• _THE DATA_:
_____

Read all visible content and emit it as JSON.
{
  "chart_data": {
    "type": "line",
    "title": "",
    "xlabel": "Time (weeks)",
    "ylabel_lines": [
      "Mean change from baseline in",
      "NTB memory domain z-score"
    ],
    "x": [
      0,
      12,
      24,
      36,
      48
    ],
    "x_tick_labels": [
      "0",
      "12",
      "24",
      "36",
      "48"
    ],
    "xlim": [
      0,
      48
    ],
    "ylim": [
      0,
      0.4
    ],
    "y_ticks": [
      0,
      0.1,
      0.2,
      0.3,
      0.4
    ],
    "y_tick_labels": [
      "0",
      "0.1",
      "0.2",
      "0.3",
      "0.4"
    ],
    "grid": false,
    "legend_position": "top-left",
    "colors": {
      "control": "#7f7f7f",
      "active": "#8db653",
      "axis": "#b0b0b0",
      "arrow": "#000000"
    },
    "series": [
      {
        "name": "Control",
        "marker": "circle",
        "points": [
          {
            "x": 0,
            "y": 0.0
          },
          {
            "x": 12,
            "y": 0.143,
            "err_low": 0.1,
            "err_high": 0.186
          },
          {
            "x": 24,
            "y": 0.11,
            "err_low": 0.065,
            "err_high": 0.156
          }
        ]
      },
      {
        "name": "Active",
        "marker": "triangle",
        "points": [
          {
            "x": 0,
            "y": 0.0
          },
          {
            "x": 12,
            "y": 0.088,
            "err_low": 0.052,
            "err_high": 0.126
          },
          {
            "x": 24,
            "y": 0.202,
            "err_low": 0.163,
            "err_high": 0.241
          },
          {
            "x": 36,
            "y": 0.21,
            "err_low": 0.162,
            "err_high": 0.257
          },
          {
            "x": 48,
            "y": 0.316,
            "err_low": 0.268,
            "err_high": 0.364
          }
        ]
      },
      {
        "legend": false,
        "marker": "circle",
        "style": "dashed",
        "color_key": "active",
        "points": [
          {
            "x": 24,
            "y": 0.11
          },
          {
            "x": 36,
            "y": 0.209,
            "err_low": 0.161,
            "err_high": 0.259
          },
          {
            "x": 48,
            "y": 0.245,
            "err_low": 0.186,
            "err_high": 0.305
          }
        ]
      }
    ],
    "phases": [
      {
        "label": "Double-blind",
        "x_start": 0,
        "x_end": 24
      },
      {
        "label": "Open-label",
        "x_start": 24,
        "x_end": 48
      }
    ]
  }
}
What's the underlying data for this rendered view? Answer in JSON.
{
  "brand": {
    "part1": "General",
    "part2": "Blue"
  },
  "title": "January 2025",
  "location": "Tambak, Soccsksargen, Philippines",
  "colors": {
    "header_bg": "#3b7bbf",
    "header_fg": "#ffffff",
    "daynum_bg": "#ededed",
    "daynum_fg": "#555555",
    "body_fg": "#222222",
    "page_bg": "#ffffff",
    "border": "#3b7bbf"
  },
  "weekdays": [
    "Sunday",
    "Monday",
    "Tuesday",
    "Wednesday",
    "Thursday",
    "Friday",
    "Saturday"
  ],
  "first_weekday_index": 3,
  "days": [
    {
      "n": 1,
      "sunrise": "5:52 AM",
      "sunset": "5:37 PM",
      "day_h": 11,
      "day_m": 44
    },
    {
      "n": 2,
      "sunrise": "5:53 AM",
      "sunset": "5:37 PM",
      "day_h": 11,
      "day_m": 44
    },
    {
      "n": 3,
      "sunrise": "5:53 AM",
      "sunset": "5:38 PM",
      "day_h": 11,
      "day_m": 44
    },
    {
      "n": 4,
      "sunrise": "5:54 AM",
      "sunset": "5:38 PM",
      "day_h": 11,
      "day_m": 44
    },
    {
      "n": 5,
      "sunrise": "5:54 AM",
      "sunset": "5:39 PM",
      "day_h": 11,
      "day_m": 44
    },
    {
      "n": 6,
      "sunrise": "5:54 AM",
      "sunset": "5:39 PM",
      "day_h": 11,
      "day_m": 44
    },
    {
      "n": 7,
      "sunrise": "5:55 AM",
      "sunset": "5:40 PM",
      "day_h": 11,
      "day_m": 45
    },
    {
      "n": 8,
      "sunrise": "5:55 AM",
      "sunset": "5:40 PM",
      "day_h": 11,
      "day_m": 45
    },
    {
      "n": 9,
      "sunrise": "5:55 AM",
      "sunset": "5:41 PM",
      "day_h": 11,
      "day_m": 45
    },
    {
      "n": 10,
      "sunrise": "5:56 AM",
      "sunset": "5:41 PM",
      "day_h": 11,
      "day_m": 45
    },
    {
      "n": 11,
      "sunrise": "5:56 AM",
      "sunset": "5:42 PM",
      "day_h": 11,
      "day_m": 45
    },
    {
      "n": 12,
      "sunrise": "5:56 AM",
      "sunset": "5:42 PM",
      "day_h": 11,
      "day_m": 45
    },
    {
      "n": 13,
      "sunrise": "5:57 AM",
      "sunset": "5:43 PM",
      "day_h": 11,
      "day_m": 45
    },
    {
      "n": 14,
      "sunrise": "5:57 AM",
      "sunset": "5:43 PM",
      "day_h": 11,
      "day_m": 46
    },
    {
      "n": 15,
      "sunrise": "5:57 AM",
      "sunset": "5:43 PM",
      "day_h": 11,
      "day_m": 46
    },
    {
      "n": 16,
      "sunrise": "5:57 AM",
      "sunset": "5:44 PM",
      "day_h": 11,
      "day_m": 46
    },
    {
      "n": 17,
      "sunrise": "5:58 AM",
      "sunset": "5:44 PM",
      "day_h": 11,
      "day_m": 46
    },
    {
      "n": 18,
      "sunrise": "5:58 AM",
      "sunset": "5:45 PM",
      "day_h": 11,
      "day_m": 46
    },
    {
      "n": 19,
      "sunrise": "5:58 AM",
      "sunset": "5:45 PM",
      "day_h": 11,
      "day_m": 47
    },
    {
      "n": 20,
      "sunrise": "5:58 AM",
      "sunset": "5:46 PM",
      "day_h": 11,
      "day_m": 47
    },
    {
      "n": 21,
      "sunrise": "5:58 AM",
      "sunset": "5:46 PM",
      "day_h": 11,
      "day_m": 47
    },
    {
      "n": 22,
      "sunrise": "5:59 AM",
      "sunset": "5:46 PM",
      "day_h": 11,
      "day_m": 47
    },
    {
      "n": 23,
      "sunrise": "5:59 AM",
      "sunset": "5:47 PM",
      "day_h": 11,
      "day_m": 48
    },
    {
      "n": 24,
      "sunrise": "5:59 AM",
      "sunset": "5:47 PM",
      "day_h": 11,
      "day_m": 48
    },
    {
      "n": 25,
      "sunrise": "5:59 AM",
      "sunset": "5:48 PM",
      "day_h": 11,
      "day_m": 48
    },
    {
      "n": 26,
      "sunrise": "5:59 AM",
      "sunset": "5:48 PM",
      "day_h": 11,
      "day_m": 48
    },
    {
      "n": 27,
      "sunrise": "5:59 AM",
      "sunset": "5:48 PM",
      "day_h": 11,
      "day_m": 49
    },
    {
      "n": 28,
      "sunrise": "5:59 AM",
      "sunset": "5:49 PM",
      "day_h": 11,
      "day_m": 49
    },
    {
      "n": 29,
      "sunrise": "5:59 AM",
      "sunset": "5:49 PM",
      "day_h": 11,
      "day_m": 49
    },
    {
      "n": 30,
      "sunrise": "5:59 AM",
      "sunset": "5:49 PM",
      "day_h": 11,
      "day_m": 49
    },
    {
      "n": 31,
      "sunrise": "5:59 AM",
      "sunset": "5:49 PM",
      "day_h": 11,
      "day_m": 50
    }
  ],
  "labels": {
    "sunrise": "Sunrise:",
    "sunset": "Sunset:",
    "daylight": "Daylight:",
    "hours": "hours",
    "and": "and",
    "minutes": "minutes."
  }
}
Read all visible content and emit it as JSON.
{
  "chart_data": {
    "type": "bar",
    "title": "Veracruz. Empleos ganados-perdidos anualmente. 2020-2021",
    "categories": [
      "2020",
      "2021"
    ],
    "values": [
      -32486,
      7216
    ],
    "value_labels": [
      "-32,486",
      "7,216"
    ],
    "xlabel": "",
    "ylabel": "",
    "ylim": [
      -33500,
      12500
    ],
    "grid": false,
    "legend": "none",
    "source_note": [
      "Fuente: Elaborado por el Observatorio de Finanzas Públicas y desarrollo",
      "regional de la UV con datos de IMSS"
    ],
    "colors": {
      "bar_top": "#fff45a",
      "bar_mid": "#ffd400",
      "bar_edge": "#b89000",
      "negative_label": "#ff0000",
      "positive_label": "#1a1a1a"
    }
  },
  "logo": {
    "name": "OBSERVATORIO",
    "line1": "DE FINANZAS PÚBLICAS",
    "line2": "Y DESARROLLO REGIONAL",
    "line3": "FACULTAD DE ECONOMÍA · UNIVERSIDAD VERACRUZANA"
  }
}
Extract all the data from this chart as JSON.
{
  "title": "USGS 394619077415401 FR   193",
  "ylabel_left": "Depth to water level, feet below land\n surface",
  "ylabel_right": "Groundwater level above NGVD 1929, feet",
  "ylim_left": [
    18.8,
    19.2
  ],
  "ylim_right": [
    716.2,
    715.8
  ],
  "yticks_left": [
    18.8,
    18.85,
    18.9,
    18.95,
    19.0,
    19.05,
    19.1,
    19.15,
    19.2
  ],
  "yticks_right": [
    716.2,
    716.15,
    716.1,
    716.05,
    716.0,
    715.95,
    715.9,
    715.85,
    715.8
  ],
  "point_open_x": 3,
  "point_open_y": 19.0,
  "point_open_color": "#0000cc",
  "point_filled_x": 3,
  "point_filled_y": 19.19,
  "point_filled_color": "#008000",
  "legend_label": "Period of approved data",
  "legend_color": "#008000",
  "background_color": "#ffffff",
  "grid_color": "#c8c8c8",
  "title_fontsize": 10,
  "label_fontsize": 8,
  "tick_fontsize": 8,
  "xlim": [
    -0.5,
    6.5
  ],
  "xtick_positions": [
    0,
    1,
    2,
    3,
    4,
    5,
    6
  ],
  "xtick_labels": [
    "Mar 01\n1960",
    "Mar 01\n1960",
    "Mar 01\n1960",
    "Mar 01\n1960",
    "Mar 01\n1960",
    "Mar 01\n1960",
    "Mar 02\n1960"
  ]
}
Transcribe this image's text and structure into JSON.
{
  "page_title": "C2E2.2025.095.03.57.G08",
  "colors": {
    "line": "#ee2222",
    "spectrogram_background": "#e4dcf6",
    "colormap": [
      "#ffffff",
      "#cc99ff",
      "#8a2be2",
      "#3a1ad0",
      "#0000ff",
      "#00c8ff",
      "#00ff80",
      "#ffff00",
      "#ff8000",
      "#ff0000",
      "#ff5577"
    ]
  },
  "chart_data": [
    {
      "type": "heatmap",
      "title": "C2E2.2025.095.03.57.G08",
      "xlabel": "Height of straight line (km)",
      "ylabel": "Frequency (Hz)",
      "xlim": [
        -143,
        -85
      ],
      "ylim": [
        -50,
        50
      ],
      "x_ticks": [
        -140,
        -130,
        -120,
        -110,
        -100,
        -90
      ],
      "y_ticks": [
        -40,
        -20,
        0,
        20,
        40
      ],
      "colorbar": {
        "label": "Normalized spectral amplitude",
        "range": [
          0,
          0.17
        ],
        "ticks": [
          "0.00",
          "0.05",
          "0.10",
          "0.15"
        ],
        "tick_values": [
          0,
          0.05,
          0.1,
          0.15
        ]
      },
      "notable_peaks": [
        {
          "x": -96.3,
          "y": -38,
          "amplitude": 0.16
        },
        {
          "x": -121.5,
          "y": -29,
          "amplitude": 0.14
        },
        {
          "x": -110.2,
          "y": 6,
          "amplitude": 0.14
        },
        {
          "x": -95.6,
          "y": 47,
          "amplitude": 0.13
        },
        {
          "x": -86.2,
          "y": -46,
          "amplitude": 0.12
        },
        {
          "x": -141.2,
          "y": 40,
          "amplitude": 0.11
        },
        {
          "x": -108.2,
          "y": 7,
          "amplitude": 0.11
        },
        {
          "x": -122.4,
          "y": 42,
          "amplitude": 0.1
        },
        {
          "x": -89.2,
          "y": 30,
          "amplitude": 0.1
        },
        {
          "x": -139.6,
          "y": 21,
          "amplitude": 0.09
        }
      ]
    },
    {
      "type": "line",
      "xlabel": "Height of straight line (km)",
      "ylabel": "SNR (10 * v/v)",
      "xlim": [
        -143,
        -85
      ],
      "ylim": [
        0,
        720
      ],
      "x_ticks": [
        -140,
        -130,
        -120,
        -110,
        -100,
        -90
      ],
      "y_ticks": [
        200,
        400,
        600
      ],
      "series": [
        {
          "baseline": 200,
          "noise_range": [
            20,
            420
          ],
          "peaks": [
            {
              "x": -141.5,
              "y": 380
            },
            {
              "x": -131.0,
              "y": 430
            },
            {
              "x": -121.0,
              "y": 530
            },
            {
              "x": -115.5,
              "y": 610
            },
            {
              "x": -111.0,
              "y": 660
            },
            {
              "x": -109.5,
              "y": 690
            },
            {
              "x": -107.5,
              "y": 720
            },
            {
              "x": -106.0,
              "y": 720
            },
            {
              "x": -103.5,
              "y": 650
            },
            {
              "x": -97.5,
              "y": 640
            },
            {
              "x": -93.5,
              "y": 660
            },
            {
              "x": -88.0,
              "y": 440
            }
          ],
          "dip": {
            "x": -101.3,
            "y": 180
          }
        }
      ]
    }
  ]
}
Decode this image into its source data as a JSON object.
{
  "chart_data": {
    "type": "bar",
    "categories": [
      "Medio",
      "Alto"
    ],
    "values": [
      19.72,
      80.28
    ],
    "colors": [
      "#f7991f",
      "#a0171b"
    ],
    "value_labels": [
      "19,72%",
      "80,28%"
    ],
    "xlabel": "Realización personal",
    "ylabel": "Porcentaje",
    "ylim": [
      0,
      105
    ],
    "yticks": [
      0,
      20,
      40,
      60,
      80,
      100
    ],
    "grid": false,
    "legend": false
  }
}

_____

• _WORK TO COMPLETE_: Using the listing above, pick out each line that contains the word "xlabel", then copy it.

• _FINISHED ANSWER_:
    "xlabel": "Time (weeks)",
    "xlabel": "",
      "xlabel": "Height of straight line (km)",
      "xlabel": "Height of straight line (km)",
    "xlabel": "Realización personal",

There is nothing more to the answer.